* Start INPUT MATERIAL *

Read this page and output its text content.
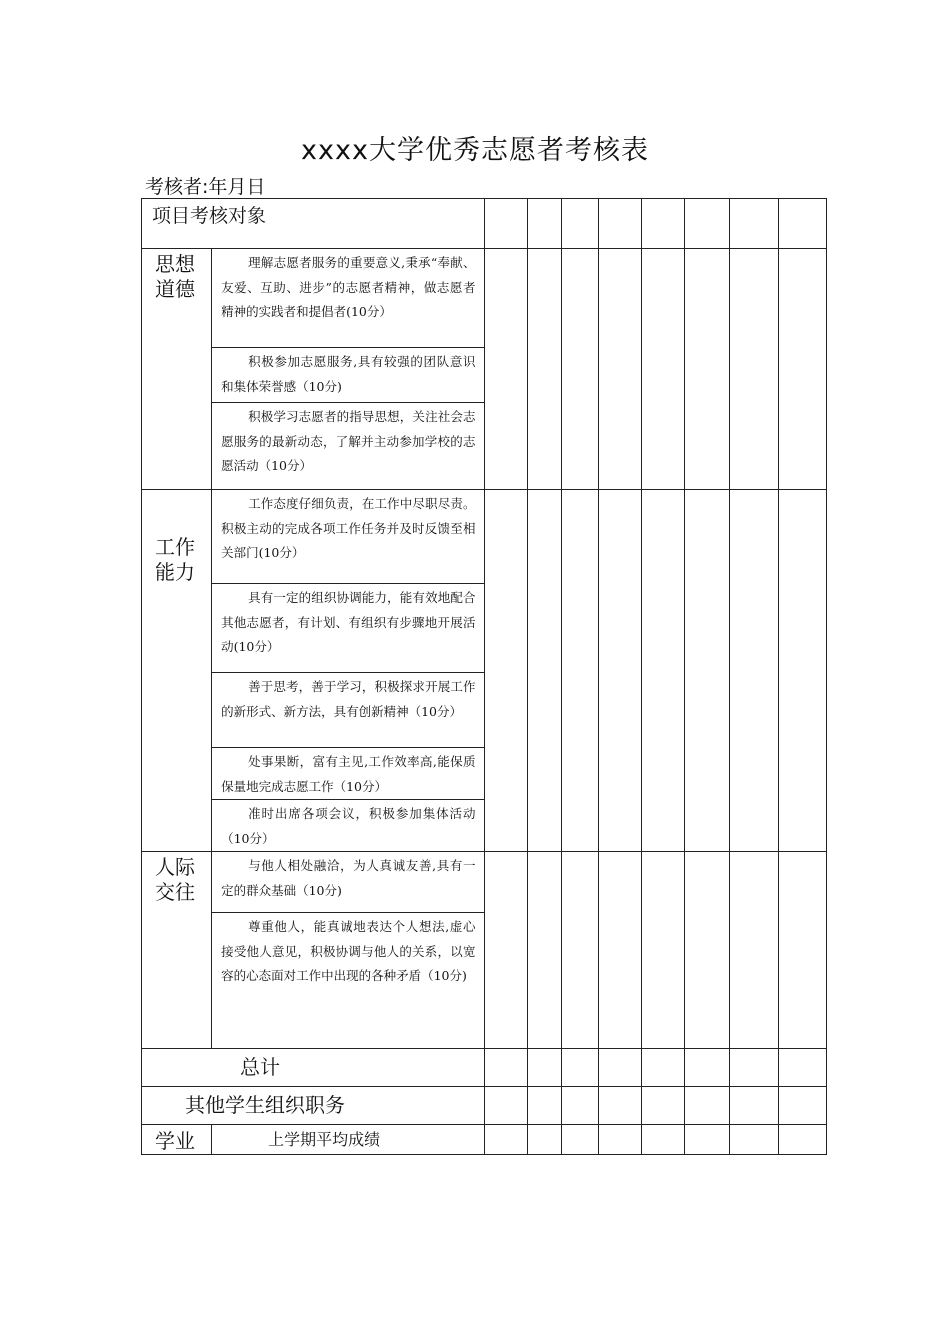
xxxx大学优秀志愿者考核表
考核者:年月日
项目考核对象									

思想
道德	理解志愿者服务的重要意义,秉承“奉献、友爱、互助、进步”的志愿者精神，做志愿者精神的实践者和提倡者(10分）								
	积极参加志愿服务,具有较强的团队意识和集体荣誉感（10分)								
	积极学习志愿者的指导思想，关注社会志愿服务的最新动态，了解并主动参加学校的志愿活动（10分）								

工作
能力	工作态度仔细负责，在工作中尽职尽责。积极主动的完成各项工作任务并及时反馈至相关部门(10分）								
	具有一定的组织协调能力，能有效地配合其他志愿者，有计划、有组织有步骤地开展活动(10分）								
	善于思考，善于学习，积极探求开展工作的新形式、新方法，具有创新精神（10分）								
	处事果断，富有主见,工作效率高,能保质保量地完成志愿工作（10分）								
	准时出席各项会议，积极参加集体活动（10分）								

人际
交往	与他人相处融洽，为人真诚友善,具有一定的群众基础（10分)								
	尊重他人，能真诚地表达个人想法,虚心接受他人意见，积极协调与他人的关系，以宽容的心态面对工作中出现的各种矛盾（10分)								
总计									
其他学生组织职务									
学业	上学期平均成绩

* End INPUT MATERIAL *

> _WHAT TO PRODUCE_:
Without including any pictures, output all the entries above exactly.

> _RESULT OF THIS EXERCISE_:
Read this page and output its text content.
xxxx大学优秀志愿者考核表
考核者:年月日
项目考核对象									

思想
道德	理解志愿者服务的重要意义,秉承“奉献、友爱、互助、进步”的志愿者精神，做志愿者精神的实践者和提倡者(10分）								
	积极参加志愿服务,具有较强的团队意识和集体荣誉感（10分)								
	积极学习志愿者的指导思想，关注社会志愿服务的最新动态，了解并主动参加学校的志愿活动（10分）								

工作
能力	工作态度仔细负责，在工作中尽职尽责。积极主动的完成各项工作任务并及时反馈至相关部门(10分）								
	具有一定的组织协调能力，能有效地配合其他志愿者，有计划、有组织有步骤地开展活动(10分）								
	善于思考，善于学习，积极探求开展工作的新形式、新方法，具有创新精神（10分）								
	处事果断，富有主见,工作效率高,能保质保量地完成志愿工作（10分）								
	准时出席各项会议，积极参加集体活动（10分）								

人际
交往	与他人相处融洽，为人真诚友善,具有一定的群众基础（10分)								
	尊重他人，能真诚地表达个人想法,虚心接受他人意见，积极协调与他人的关系，以宽容的心态面对工作中出现的各种矛盾（10分)								
总计									
其他学生组织职务									
学业	上学期平均成绩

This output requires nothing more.